Copy every line in the records below that contains the word "calibration".

┄┄┄┄┄┄┄┄┄┄

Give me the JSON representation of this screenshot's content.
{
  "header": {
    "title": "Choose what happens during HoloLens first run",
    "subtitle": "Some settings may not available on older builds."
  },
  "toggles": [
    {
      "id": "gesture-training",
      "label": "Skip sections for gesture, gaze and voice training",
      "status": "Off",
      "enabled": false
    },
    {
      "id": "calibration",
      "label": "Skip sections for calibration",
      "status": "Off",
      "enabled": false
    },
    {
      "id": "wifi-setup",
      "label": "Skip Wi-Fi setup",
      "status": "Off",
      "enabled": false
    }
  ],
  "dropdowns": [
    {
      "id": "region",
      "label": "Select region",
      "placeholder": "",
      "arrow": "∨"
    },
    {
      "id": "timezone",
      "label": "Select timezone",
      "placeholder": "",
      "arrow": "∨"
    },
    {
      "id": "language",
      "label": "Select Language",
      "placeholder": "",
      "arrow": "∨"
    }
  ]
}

┄┄┄┄┄┄┄┄┄┄

*TASK OUTPUT*:
      "id": "calibration",
      "label": "Skip sections for calibration",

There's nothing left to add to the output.